--- Start of SUPPLIED DATA ---

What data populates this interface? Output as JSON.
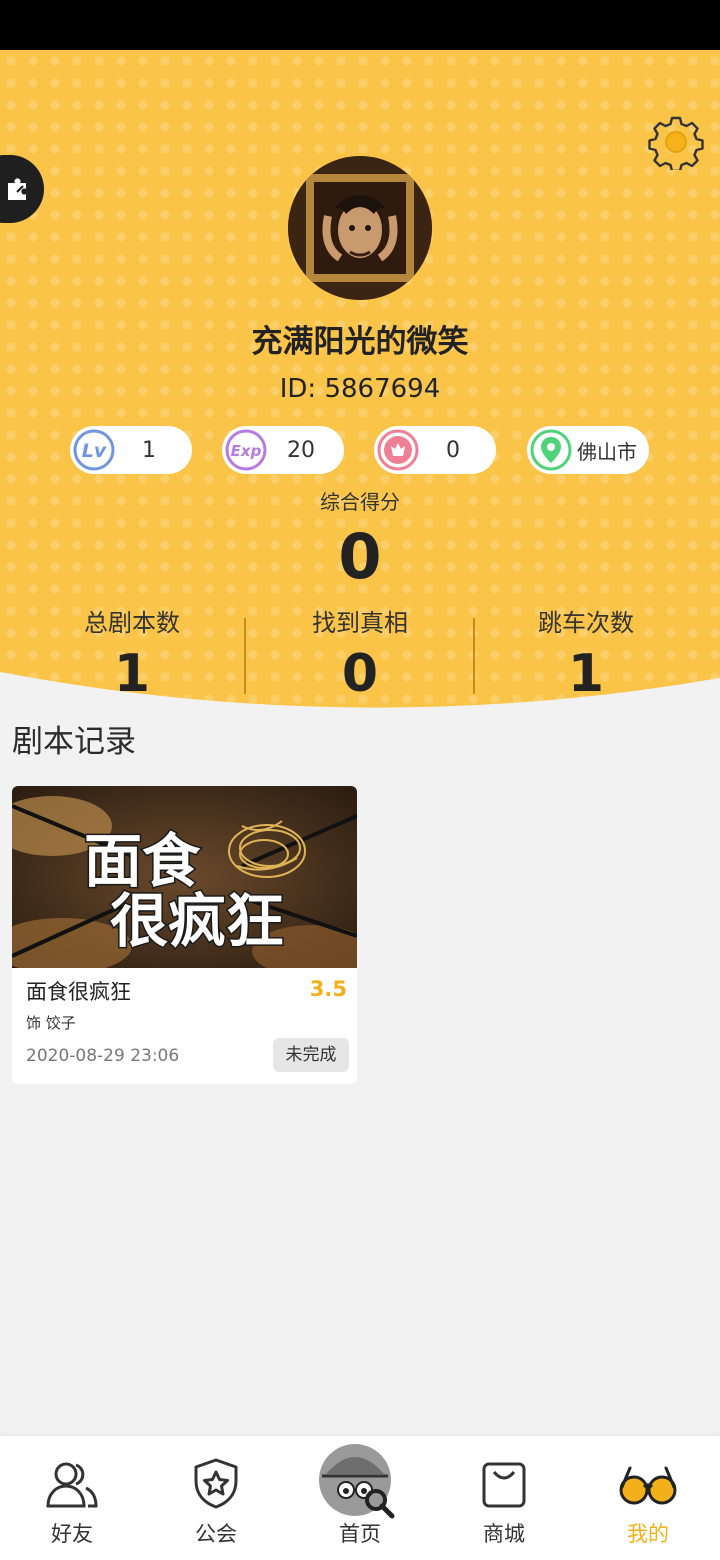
{
  "profile": {
    "username": "充满阳光的微笑",
    "id_text": "ID: 5867694",
    "stats_pills": [
      {
        "icon": "lv-icon",
        "value": "1"
      },
      {
        "icon": "exp-icon",
        "value": "20"
      },
      {
        "icon": "flower-icon",
        "value": "0"
      },
      {
        "icon": "location-pin-icon",
        "value": "佛山市"
      }
    ],
    "score_label": "综合得分",
    "score_value": "0",
    "stats": [
      {
        "label": "总剧本数",
        "value": "1"
      },
      {
        "label": "找到真相",
        "value": "0"
      },
      {
        "label": "跳车次数",
        "value": "1"
      }
    ]
  },
  "records": {
    "title": "剧本记录",
    "items": [
      {
        "cover_text_line1": "面食",
        "cover_text_line2": "很疯狂",
        "name": "面食很疯狂",
        "rating": "3.5",
        "role": "饰 饺子",
        "datetime": "2020-08-29   23:06",
        "status": "未完成"
      }
    ]
  },
  "nav": {
    "items": [
      {
        "label": "好友"
      },
      {
        "label": "公会"
      },
      {
        "label": "首页"
      },
      {
        "label": "商城"
      },
      {
        "label": "我的"
      }
    ],
    "active_index": 4
  },
  "colors": {
    "header_bg": "#f9c448",
    "accent": "#f2b11b",
    "page_bg": "#f2f2f2"
  }
}
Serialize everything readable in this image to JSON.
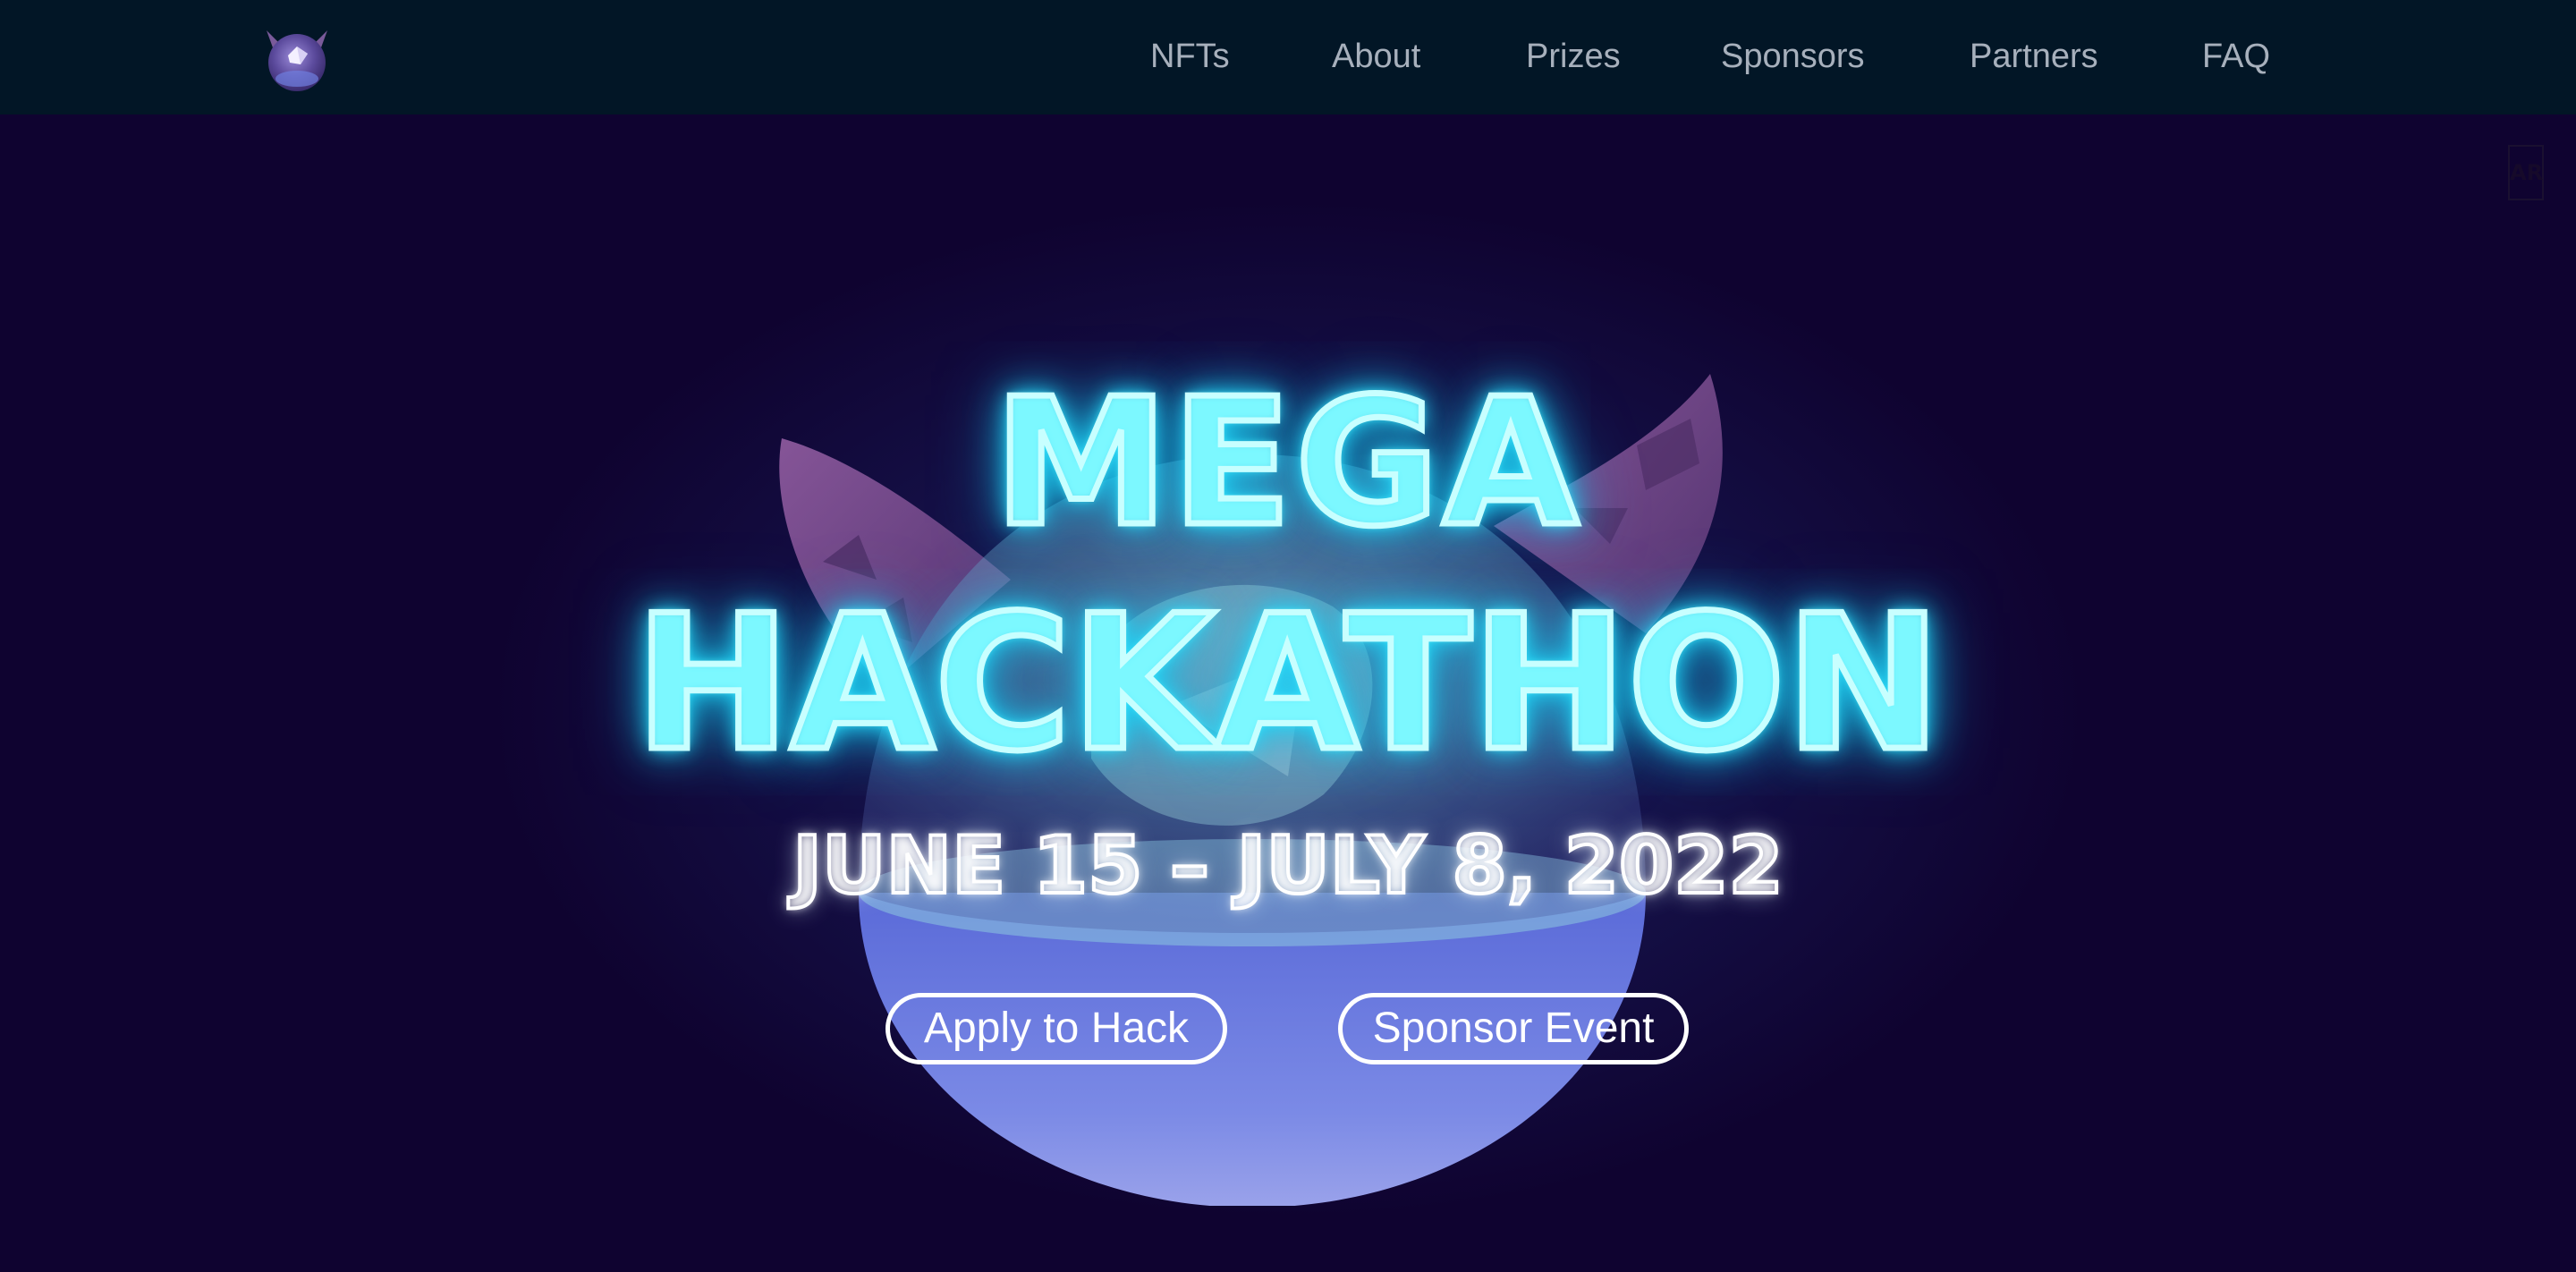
{
  "nav": {
    "logo_icon": "devil-orb-logo-icon",
    "links": [
      {
        "label": "NFTs"
      },
      {
        "label": "About"
      },
      {
        "label": "Prizes"
      },
      {
        "label": "Sponsors"
      },
      {
        "label": "Partners"
      },
      {
        "label": "FAQ"
      }
    ]
  },
  "hero": {
    "title_line1": "MEGA",
    "title_line2": "HACKATHON",
    "dates": "JUNE 15 – JULY 8, 2022",
    "apply_button": "Apply to Hack",
    "sponsor_button": "Sponsor Event",
    "mascot_icon": "devil-orb-mascot-icon"
  },
  "ar_badge": "AR",
  "colors": {
    "nav_background": "#021626",
    "page_background": "#0f0330",
    "neon_cyan": "#29e0ff",
    "nav_text": "#a7b0bc",
    "horn_purple": "#7a4a8c",
    "orb_blue": "#6f7fe0"
  }
}
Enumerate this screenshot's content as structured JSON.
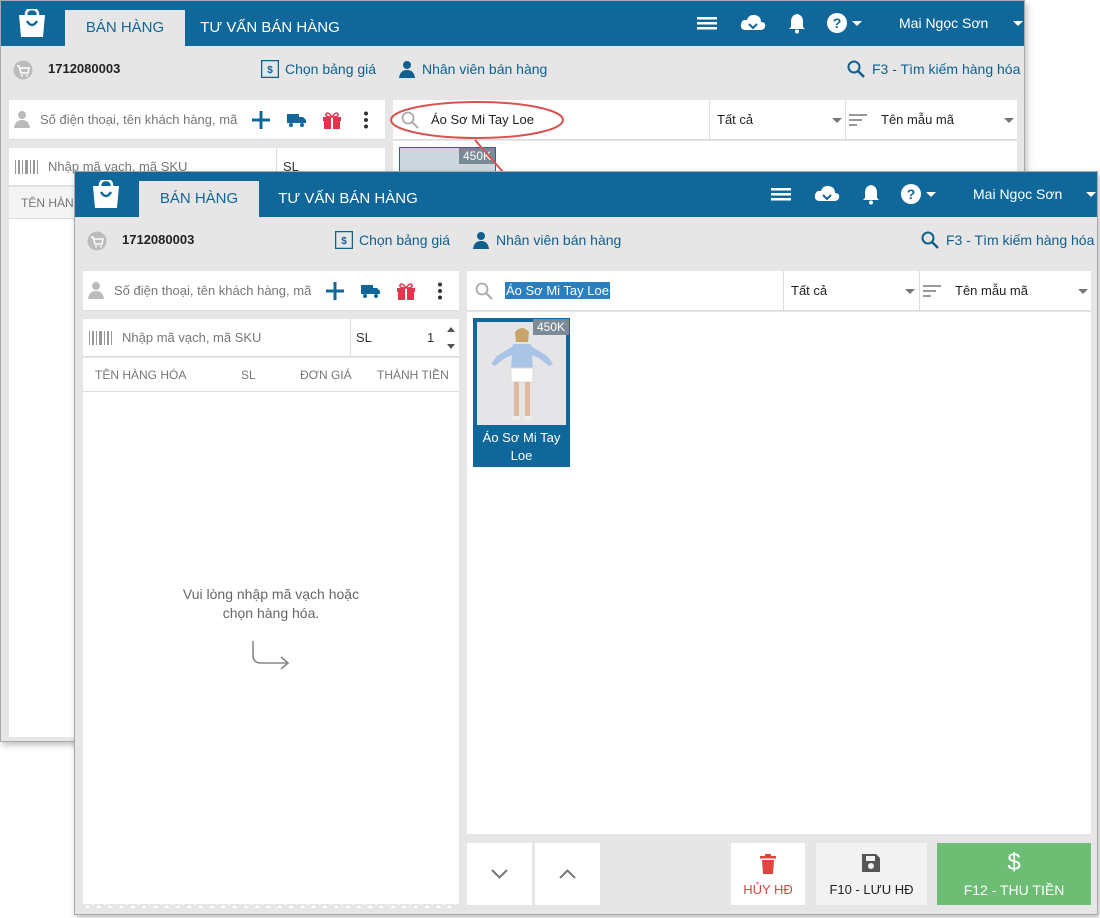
{
  "app": {
    "tabs": [
      "BÁN HÀNG",
      "TƯ VẤN BÁN HÀNG"
    ],
    "user_name": "Mai Ngọc Sơn",
    "order_id": "1712080003",
    "price_list_label": "Chọn bảng giá",
    "staff_label": "Nhân viên bán hàng",
    "search_shortcut": "F3 - Tìm kiếm hàng hóa"
  },
  "customer": {
    "placeholder": "Số điện thoại, tên khách hàng, mã"
  },
  "barcode": {
    "placeholder": "Nhập mã vạch, mã SKU",
    "qty_label": "SL",
    "qty_value": "1"
  },
  "cart_table": {
    "columns": [
      "TÊN HÀNG HÓA",
      "SL",
      "ĐƠN GIÁ",
      "THÀNH TIỀN"
    ]
  },
  "cart_empty": {
    "line1": "Vui lòng nhập mã vạch hoặc",
    "line2": "chọn hàng hóa."
  },
  "product_search": {
    "back_value": "Áo Sơ Mi Tay Loe",
    "front_value": "Áo Sơ Mi Tay Loe",
    "category": "Tất cả",
    "sort": "Tên mẫu mã"
  },
  "products": [
    {
      "name_line1": "Áo Sơ Mi Tay",
      "name_line2": "Loe",
      "price": "450K"
    }
  ],
  "actions": {
    "cancel": "HỦY HĐ",
    "save": "F10 - LƯU HĐ",
    "pay": "F12 - THU TIỀN"
  },
  "back_cart_col": "TÊN HÀN",
  "colors": {
    "brand": "#10689a",
    "pay": "#6dbd75",
    "cancel": "#e0443e",
    "highlight": "#d9534f"
  }
}
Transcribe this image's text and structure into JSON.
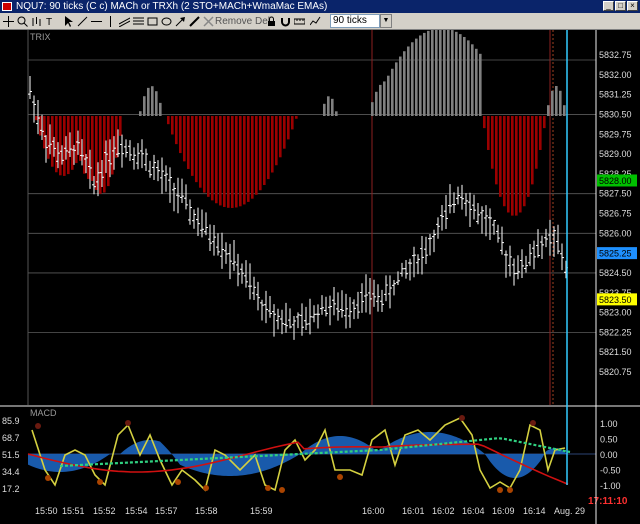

--- End of SUPPLIED DATA ---

= WHAT YOU SHOULD DO =
Copy the entries above faithfully and omit every image.

= FULL ANSWER =
What data populates this interface? Output as JSON.
{
  "profile": {
    "username": "充满阳光的微笑",
    "id_text": "ID: 5867694",
    "stats_pills": [
      {
        "icon": "lv-icon",
        "value": "1"
      },
      {
        "icon": "exp-icon",
        "value": "20"
      },
      {
        "icon": "flower-icon",
        "value": "0"
      },
      {
        "icon": "location-pin-icon",
        "value": "佛山市"
      }
    ],
    "score_label": "综合得分",
    "score_value": "0",
    "stats": [
      {
        "label": "总剧本数",
        "value": "1"
      },
      {
        "label": "找到真相",
        "value": "0"
      },
      {
        "label": "跳车次数",
        "value": "1"
      }
    ]
  },
  "records": {
    "title": "剧本记录",
    "items": [
      {
        "cover_text_line1": "面食",
        "cover_text_line2": "很疯狂",
        "name": "面食很疯狂",
        "rating": "3.5",
        "role": "饰 饺子",
        "datetime": "2020-08-29   23:06",
        "status": "未完成"
      }
    ]
  },
  "nav": {
    "items": [
      {
        "label": "好友"
      },
      {
        "label": "公会"
      },
      {
        "label": "首页"
      },
      {
        "label": "商城"
      },
      {
        "label": "我的"
      }
    ],
    "active_index": 4
  },
  "colors": {
    "header_bg": "#f9c448",
    "accent": "#f2b11b",
    "page_bg": "#f2f2f2"
  }
}
Serialize everything readable in this image to JSON.
{
  "nav": {
    "logo_icon": "devil-orb-logo-icon",
    "links": [
      {
        "label": "NFTs"
      },
      {
        "label": "About"
      },
      {
        "label": "Prizes"
      },
      {
        "label": "Sponsors"
      },
      {
        "label": "Partners"
      },
      {
        "label": "FAQ"
      }
    ]
  },
  "hero": {
    "title_line1": "MEGA",
    "title_line2": "HACKATHON",
    "dates": "JUNE 15 – JULY 8, 2022",
    "apply_button": "Apply to Hack",
    "sponsor_button": "Sponsor Event",
    "mascot_icon": "devil-orb-mascot-icon"
  },
  "ar_badge": "AR",
  "colors": {
    "nav_background": "#021626",
    "page_background": "#0f0330",
    "neon_cyan": "#29e0ff",
    "nav_text": "#a7b0bc",
    "horn_purple": "#7a4a8c",
    "orb_blue": "#6f7fe0"
  }
}
Enumerate this screenshot's content as structured JSON.
{
  "app": {
    "tabs": [
      "BÁN HÀNG",
      "TƯ VẤN BÁN HÀNG"
    ],
    "user_name": "Mai Ngọc Sơn",
    "order_id": "1712080003",
    "price_list_label": "Chọn bảng giá",
    "staff_label": "Nhân viên bán hàng",
    "search_shortcut": "F3 - Tìm kiếm hàng hóa"
  },
  "customer": {
    "placeholder": "Số điện thoại, tên khách hàng, mã"
  },
  "barcode": {
    "placeholder": "Nhập mã vạch, mã SKU",
    "qty_label": "SL",
    "qty_value": "1"
  },
  "cart_table": {
    "columns": [
      "TÊN HÀNG HÓA",
      "SL",
      "ĐƠN GIÁ",
      "THÀNH TIỀN"
    ]
  },
  "cart_empty": {
    "line1": "Vui lòng nhập mã vạch hoặc",
    "line2": "chọn hàng hóa."
  },
  "product_search": {
    "back_value": "Áo Sơ Mi Tay Loe",
    "front_value": "Áo Sơ Mi Tay Loe",
    "category": "Tất cả",
    "sort": "Tên mẫu mã"
  },
  "products": [
    {
      "name_line1": "Áo Sơ Mi Tay",
      "name_line2": "Loe",
      "price": "450K"
    }
  ],
  "actions": {
    "cancel": "HỦY HĐ",
    "save": "F10 - LƯU HĐ",
    "pay": "F12 - THU TIỀN"
  },
  "back_cart_col": "TÊN HÀN",
  "colors": {
    "brand": "#10689a",
    "pay": "#6dbd75",
    "cancel": "#e0443e",
    "highlight": "#d9534f"
  }
}
Transcribe this image's text and structure into JSON.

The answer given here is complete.